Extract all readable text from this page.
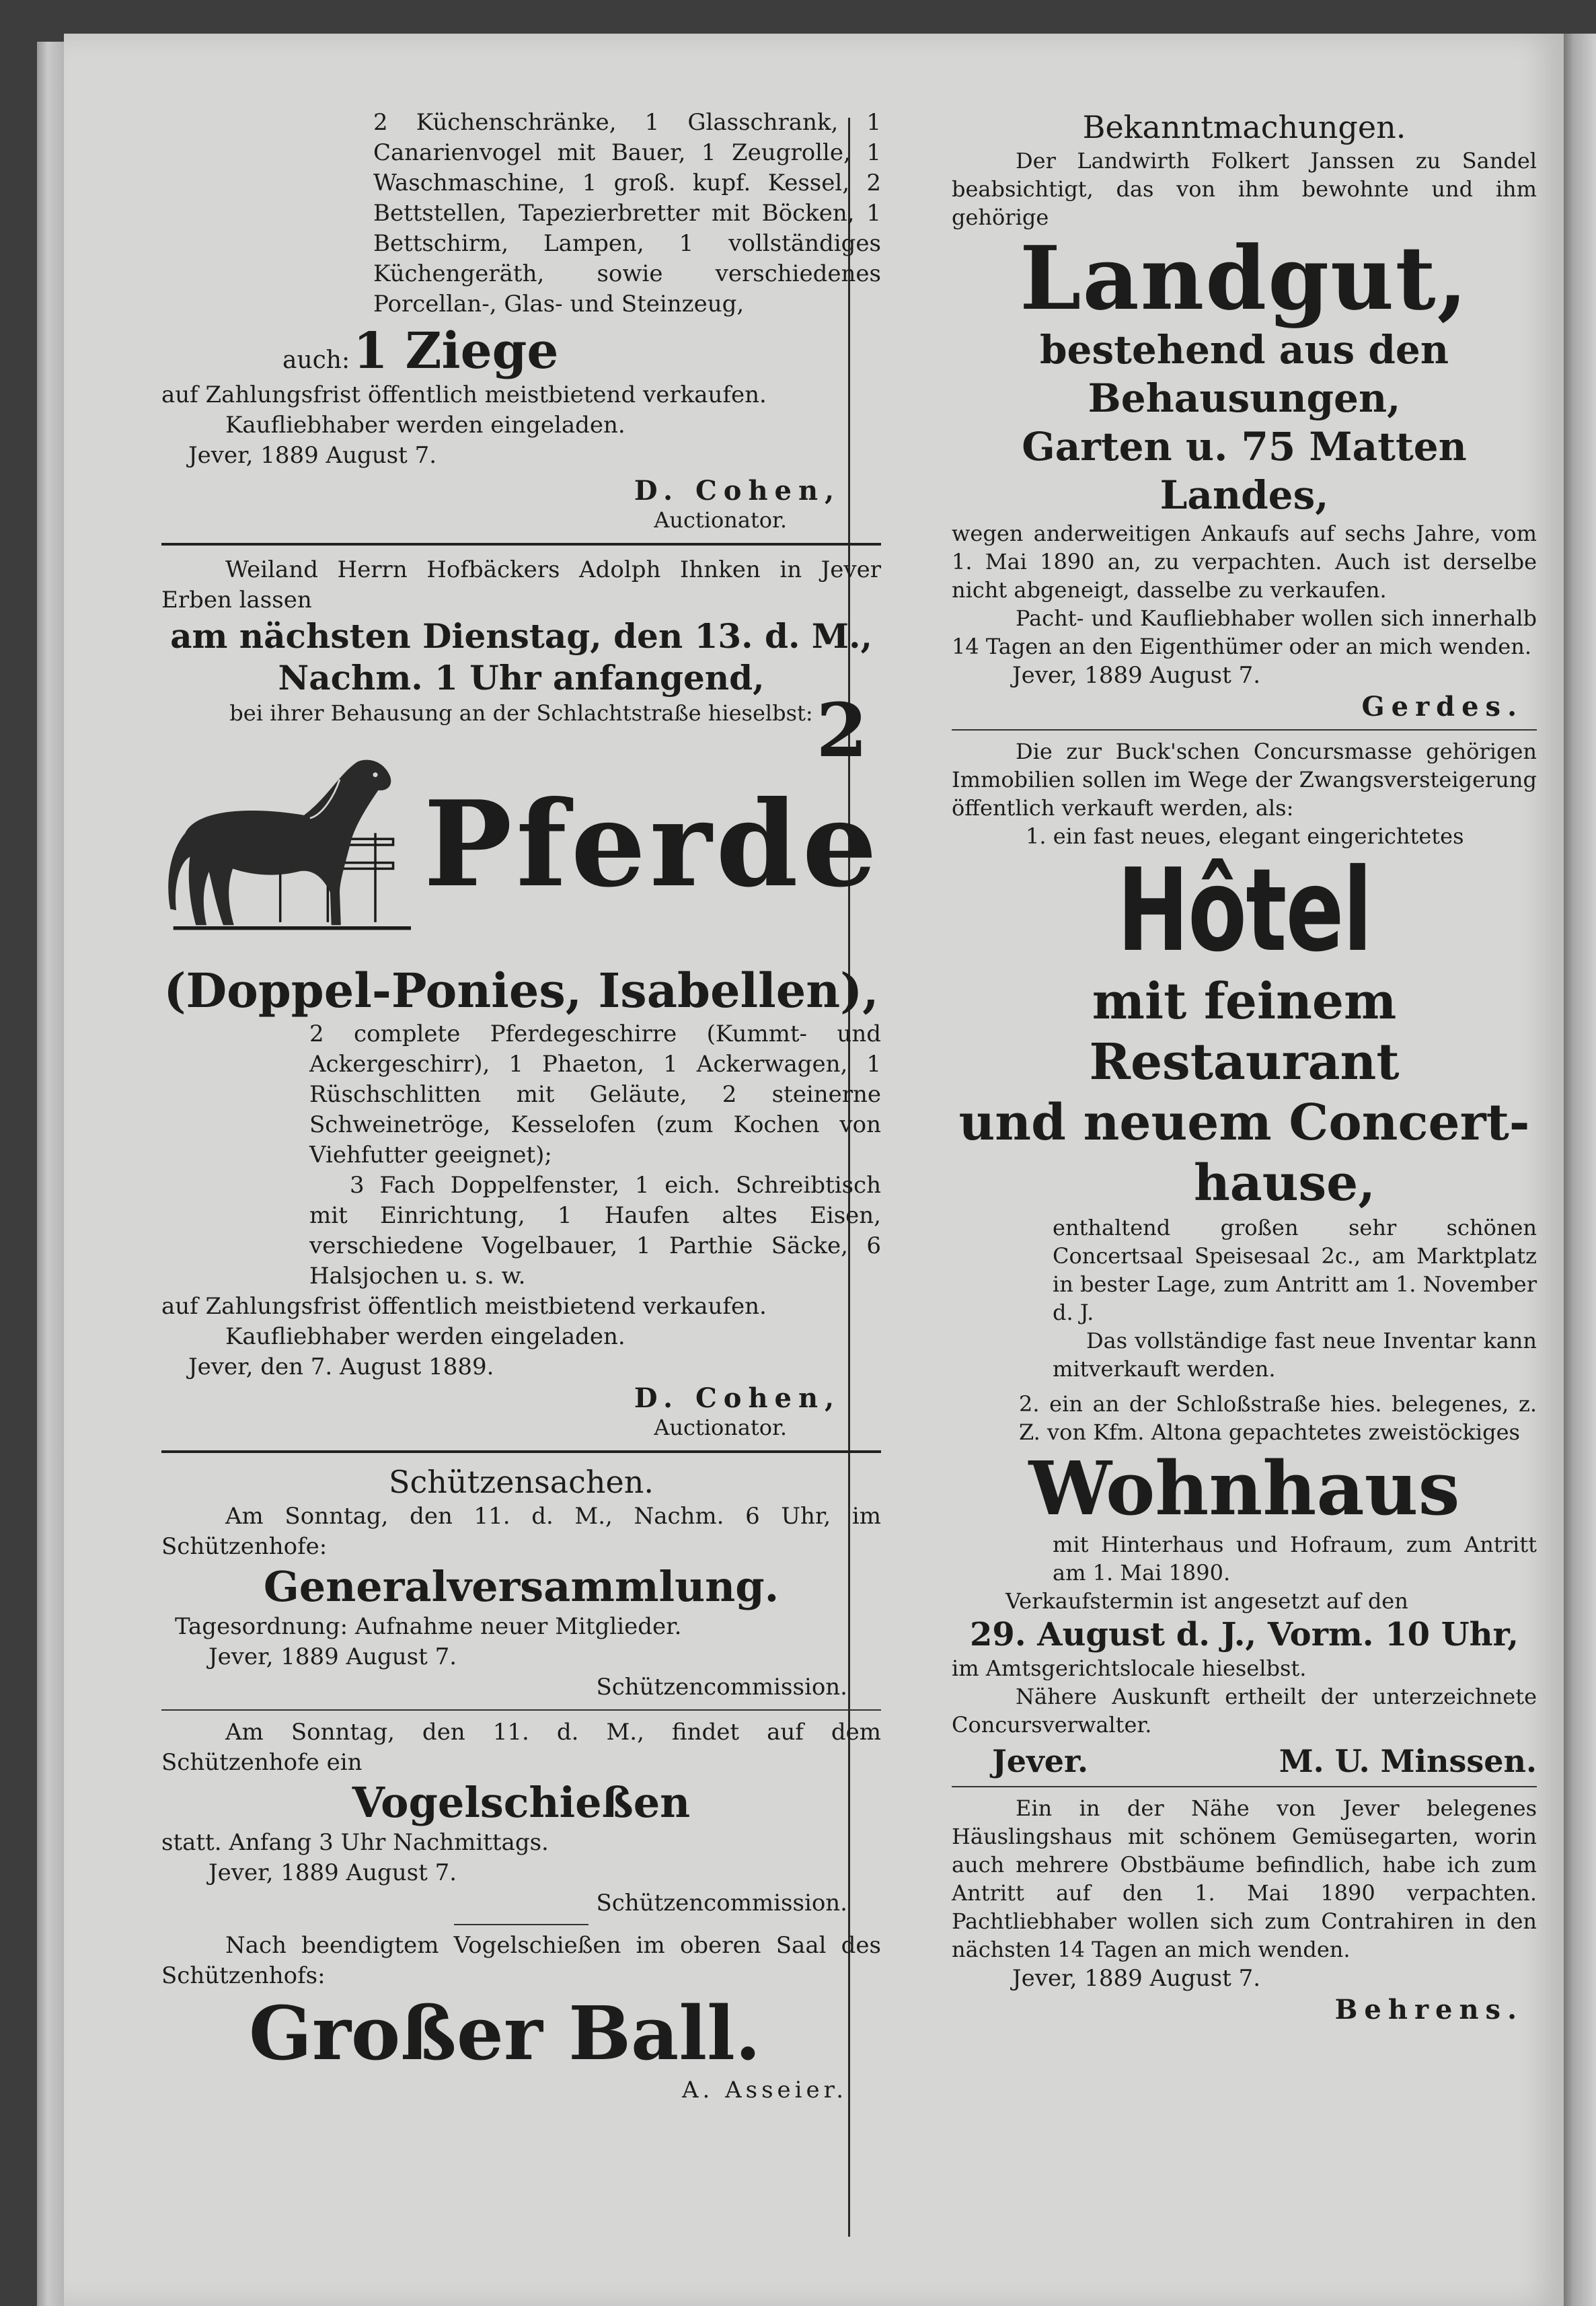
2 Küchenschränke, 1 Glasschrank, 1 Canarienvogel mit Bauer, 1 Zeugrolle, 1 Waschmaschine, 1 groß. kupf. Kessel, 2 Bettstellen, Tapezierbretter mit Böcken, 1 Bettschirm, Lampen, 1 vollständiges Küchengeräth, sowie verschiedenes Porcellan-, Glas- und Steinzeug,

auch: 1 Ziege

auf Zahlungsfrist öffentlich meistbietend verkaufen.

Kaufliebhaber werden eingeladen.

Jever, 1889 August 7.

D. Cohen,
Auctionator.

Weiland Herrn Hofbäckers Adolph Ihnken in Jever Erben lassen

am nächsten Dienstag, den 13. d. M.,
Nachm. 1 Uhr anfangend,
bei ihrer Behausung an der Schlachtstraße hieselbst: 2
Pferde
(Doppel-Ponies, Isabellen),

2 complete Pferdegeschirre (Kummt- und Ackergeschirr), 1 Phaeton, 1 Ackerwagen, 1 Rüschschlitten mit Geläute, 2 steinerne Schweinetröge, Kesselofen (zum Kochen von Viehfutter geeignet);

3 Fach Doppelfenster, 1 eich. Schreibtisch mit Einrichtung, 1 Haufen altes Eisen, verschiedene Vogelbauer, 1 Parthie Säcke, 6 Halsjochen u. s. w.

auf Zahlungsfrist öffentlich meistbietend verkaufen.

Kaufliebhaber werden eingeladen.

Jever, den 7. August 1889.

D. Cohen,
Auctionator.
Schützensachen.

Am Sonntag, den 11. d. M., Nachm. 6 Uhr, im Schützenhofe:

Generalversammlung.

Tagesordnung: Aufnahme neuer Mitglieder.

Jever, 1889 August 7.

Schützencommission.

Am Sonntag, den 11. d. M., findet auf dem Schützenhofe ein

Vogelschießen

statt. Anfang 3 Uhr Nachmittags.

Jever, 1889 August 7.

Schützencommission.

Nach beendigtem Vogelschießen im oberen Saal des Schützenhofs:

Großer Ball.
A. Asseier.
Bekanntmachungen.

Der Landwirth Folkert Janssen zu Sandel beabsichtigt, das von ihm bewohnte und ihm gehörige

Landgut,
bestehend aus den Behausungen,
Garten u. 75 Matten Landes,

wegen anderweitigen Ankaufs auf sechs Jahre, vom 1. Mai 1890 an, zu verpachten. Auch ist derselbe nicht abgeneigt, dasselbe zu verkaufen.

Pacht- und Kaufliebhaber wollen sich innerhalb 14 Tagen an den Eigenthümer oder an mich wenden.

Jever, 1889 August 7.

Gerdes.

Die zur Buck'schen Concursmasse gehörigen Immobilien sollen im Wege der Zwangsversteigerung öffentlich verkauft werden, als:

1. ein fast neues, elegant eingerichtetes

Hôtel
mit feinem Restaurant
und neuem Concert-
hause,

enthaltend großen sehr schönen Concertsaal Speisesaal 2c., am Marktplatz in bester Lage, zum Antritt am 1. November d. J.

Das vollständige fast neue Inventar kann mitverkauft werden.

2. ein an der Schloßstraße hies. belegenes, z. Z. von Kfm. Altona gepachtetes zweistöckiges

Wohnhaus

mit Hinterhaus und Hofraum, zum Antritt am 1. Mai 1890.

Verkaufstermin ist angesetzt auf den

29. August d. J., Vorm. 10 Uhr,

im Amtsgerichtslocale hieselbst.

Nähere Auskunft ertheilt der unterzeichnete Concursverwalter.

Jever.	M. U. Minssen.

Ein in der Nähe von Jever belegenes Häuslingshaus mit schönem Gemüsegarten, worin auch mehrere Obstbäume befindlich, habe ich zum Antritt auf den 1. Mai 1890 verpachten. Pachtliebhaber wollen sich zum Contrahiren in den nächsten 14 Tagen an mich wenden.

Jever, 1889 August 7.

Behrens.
════════════════
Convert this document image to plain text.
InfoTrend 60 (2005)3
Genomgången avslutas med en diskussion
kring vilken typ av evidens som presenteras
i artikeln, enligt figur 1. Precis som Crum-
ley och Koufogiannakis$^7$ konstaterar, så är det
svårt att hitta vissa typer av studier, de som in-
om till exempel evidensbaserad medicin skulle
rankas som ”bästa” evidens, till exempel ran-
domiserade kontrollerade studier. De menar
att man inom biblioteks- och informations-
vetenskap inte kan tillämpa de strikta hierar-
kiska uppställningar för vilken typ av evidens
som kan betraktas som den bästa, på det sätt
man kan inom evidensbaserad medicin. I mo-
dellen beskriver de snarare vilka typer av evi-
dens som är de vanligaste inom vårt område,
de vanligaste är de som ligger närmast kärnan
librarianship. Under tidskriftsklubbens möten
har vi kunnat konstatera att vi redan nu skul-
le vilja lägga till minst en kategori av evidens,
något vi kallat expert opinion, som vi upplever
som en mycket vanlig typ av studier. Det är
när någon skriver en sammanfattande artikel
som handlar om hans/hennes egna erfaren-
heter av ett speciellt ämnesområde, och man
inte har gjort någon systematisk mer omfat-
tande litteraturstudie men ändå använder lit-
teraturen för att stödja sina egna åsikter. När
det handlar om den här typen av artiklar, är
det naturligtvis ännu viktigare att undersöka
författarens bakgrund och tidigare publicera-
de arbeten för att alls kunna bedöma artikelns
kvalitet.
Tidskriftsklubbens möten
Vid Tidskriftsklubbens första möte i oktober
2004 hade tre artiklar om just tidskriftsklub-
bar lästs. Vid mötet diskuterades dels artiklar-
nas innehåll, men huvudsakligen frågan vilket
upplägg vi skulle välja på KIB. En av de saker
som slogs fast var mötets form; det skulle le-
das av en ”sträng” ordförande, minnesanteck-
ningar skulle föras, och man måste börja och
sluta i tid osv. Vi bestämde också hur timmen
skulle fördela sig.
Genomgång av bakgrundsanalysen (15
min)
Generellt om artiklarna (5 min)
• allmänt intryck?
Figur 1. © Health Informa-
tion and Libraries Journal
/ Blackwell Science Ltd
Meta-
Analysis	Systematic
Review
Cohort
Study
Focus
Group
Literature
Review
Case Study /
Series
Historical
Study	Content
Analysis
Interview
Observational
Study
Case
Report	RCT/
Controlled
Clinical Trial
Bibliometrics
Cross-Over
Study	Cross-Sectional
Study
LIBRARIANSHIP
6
════════════════
• WORK TASK
Say the number of lines in the entries that have the string "werden", and only that.

• SOLUTION TO THE EXERCISE
4